*ФРАГМЕНТ ДОКУМЕНТА*.
---
Ее почитали как святую. Ольга Бергольц

Горя, которое выпало на  долю этой женщины хватило бы на десятерых. Первый муж Борис Корнилов расстрелян.  Второй муж Николай Молчанов мучительно умирал от полученных ран, кроме того он страдал  эпилепсией, полученной в 1932 году после басмаческого плена. Третий муж Григорий Макогоненко развелся с Ольгой, как только она начала пить. Первая дочь Ирина умерла в возрасте семи лет от осложнений на сердце, вторая дочь Майя умерла через год после рождения. В 1938 году Бергольц, находящуюся на большом сроке беременности, арестовали, как участника контрреволюционного заговора против Ворошилова и Жданова (ей вменяли также связь с председателем РАПП- Л. Авербахом). После пыток и побоев Ольга в тюрьме родила мертвого ребенка. Вскоре после освобождения  она вспоминала: « Вынули душу, копались в ней вонючими пальцами, плевали в нее, гадили, потом сунули обратно  и говорят: живи!»  Отца Бергольц , как этнического немца, выслали  из Ленинграда в 1942 году. Сразу же по возвращению в Ленинград он умер.
---
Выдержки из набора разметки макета
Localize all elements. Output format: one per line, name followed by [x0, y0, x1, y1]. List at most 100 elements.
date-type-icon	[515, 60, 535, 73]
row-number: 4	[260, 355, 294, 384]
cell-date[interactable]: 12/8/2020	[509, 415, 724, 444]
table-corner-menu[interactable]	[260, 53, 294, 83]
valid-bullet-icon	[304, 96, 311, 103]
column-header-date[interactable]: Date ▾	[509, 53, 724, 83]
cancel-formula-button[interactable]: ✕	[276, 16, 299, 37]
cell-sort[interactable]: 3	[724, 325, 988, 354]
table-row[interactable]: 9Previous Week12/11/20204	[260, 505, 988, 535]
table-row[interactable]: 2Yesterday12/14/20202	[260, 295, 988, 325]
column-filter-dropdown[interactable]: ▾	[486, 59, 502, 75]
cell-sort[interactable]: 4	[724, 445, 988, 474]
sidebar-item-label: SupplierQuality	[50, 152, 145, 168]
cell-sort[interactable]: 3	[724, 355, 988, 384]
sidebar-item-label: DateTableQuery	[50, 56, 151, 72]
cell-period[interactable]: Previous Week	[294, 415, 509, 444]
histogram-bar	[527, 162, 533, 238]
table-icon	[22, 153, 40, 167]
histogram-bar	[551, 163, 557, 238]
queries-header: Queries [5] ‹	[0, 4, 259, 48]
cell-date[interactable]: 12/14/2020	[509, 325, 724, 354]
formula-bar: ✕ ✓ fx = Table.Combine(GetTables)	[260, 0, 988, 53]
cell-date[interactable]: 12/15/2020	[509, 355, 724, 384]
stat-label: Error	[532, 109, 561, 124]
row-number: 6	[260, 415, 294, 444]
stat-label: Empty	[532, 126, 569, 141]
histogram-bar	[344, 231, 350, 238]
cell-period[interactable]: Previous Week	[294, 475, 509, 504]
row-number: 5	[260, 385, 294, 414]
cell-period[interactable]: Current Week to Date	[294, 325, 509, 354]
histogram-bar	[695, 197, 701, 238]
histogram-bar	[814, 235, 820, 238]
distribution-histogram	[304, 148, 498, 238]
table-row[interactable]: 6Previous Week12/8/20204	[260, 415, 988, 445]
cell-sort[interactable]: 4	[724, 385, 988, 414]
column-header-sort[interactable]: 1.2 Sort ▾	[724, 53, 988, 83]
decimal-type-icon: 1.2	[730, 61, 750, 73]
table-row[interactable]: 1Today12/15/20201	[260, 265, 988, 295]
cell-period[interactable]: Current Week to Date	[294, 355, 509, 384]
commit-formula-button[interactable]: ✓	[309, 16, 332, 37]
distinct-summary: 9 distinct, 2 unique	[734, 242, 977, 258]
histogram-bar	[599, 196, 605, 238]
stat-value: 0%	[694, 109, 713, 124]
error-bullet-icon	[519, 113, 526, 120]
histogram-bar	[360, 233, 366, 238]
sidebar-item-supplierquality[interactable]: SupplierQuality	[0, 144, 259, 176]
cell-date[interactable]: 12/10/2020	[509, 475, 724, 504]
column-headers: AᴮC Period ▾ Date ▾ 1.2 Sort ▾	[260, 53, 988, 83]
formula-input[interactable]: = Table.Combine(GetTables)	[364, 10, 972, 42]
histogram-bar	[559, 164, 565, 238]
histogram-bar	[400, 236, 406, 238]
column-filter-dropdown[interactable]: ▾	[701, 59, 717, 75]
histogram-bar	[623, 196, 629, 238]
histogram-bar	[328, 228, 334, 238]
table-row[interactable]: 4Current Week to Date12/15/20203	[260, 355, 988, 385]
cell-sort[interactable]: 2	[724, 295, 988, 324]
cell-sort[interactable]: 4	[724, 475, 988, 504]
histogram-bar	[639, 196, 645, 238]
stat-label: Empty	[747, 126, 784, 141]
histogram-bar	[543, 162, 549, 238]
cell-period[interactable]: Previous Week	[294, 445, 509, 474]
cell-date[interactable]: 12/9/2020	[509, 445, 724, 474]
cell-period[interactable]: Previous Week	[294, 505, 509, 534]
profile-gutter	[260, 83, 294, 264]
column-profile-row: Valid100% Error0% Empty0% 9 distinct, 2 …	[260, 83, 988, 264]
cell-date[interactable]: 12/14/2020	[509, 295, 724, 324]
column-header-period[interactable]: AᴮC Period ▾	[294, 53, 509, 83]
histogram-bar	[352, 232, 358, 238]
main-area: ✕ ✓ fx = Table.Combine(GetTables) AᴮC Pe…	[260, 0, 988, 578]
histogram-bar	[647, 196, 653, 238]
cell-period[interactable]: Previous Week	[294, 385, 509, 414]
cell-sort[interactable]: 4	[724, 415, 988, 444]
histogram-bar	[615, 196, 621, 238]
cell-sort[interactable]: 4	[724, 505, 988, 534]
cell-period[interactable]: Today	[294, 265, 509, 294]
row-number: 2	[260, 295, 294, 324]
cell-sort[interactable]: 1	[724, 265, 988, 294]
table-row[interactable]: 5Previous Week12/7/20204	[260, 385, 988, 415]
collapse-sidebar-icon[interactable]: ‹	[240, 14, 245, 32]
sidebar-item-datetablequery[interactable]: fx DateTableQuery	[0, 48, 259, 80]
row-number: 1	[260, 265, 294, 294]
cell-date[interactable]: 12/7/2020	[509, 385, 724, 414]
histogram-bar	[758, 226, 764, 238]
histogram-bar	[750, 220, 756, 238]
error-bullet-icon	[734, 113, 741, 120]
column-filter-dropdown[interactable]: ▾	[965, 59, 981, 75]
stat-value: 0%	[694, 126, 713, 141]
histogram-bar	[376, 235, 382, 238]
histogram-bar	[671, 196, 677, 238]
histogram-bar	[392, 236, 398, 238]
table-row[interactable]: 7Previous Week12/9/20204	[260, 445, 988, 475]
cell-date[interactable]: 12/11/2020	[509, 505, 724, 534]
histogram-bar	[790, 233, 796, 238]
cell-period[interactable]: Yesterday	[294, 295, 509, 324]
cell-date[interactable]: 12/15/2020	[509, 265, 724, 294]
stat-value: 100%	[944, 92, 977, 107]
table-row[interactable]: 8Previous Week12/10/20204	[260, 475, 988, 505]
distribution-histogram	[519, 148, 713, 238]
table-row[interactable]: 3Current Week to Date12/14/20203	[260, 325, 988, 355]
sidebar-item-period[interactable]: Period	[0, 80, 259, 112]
---
*ЗАДАНИЕ*.
Проверьте по тексту об Ольге Бергольц, верны ли утверждения (a), (b) и (c). На каждое ответьте «да» или «нет» и дословно приведите слова текста, которые это решают.
(a) Третий муж развелся с Ольгой, когда она начала пить.
(b) Отца Бергольц выслали из Ленинграда в 1938 году.
(c) Вторая дочь Майя умерла в возрасте семи лет.
Опирайтесь только на текст об Ольге Бергольц.

*ОТВЕТ НА ЗАДАНИЕ*.
(a) Да: «Третий муж Григорий Макогоненко развелся с Ольгой, как только она начала пить».
(b) Нет: «из Ленинграда в 1942 году».
(c) Нет: «вторая дочь Майя умерла через год после рождения».